Directions for this task
Find the string "ylabel" in the records. Copy every line it appears in.

Stored items
-- Start --

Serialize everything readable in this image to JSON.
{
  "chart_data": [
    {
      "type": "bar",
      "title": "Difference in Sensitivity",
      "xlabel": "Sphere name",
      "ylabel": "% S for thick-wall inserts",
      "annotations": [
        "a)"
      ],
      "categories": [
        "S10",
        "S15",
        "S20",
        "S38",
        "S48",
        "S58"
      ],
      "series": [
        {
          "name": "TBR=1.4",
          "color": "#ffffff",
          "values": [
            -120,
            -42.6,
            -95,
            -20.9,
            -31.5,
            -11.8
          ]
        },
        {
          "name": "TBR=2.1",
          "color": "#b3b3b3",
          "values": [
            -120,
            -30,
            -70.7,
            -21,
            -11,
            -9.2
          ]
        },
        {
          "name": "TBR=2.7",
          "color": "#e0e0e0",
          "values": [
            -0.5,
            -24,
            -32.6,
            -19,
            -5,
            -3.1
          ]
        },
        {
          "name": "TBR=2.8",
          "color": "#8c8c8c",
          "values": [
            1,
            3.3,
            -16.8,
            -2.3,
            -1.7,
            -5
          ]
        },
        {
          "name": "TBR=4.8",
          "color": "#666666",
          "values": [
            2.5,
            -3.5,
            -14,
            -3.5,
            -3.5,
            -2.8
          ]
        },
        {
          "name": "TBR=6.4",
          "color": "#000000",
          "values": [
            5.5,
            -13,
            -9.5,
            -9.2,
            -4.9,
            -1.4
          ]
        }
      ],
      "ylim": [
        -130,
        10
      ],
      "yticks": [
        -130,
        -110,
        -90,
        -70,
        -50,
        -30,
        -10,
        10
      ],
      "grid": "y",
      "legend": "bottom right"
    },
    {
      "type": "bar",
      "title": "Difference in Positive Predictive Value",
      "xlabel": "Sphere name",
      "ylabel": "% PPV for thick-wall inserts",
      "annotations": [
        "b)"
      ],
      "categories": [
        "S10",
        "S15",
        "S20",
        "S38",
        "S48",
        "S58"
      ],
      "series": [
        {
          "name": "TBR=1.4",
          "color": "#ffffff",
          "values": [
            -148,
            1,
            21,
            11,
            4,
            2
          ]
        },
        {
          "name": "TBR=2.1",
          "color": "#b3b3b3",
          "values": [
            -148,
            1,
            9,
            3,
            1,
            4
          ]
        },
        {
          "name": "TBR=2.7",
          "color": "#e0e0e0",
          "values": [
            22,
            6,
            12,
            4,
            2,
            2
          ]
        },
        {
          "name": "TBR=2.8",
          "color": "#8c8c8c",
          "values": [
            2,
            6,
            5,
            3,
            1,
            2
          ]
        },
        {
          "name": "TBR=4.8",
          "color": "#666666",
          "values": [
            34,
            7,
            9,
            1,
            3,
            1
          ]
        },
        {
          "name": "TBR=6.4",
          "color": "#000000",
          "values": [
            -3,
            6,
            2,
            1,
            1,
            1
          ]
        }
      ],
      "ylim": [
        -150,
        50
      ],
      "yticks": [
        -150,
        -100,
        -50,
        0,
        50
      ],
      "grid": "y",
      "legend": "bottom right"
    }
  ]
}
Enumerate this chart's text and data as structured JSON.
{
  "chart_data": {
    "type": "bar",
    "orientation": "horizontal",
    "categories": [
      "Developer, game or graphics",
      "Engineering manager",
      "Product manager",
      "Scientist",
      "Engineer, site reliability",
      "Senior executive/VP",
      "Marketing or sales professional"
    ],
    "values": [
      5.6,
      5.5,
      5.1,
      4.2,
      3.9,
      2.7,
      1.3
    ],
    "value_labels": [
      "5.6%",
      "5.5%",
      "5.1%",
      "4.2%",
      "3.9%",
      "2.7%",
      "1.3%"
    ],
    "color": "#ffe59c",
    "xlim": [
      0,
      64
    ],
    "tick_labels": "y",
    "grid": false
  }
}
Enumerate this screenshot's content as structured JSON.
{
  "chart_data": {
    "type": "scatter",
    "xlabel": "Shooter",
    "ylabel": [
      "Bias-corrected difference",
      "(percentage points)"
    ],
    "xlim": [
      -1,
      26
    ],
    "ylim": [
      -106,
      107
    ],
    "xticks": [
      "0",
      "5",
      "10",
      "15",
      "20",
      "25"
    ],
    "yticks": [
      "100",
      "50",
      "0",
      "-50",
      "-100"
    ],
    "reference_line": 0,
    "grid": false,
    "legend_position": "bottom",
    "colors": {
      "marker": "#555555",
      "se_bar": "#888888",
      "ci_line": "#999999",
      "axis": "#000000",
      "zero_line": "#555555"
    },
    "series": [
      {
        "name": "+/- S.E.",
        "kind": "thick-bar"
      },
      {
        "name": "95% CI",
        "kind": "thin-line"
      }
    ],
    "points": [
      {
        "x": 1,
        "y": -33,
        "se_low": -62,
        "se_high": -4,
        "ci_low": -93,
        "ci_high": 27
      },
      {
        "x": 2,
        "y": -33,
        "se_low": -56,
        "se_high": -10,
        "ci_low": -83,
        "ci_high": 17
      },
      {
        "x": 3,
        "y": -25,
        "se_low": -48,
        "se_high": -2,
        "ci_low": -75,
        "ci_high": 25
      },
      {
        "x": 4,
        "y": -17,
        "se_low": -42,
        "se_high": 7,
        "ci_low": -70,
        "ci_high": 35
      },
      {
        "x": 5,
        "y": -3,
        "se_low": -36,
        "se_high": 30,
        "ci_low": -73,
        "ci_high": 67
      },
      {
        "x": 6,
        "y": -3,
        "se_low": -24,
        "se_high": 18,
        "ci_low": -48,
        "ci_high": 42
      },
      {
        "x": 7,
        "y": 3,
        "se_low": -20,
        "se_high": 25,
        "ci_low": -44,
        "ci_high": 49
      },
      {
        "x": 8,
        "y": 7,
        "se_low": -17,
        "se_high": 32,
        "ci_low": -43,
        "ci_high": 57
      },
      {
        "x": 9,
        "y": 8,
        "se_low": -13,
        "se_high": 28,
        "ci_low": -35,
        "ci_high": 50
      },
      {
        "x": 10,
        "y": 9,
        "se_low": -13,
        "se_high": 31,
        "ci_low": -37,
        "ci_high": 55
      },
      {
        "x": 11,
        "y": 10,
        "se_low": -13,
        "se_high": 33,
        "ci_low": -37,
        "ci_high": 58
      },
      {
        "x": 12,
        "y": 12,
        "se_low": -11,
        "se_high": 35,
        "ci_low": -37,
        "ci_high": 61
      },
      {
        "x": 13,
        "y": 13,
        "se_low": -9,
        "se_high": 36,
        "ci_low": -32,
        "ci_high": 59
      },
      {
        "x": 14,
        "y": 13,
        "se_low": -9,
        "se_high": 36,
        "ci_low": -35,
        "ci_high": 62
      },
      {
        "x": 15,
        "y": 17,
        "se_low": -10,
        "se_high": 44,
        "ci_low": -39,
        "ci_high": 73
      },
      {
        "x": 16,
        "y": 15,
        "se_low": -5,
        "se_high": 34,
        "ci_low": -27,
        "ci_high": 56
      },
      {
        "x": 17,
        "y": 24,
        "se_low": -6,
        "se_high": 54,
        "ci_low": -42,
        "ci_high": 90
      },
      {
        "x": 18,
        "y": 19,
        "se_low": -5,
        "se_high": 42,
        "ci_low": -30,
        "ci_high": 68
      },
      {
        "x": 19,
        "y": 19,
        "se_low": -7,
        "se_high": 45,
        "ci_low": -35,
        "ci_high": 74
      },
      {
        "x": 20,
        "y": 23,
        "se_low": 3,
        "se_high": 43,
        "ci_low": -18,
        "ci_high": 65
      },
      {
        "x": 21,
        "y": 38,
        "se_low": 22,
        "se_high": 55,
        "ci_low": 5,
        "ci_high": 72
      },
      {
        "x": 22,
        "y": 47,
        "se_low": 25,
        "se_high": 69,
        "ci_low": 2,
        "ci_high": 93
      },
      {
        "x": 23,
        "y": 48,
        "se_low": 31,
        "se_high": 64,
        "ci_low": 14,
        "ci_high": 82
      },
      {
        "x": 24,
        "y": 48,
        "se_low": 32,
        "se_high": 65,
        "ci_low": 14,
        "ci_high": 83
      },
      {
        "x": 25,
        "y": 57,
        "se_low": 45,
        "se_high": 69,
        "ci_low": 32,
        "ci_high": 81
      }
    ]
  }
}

-- End --

Result of this exercise
      "ylabel": "% S for thick-wall inserts",
      "ylabel": "% PPV for thick-wall inserts",
    "ylabel": [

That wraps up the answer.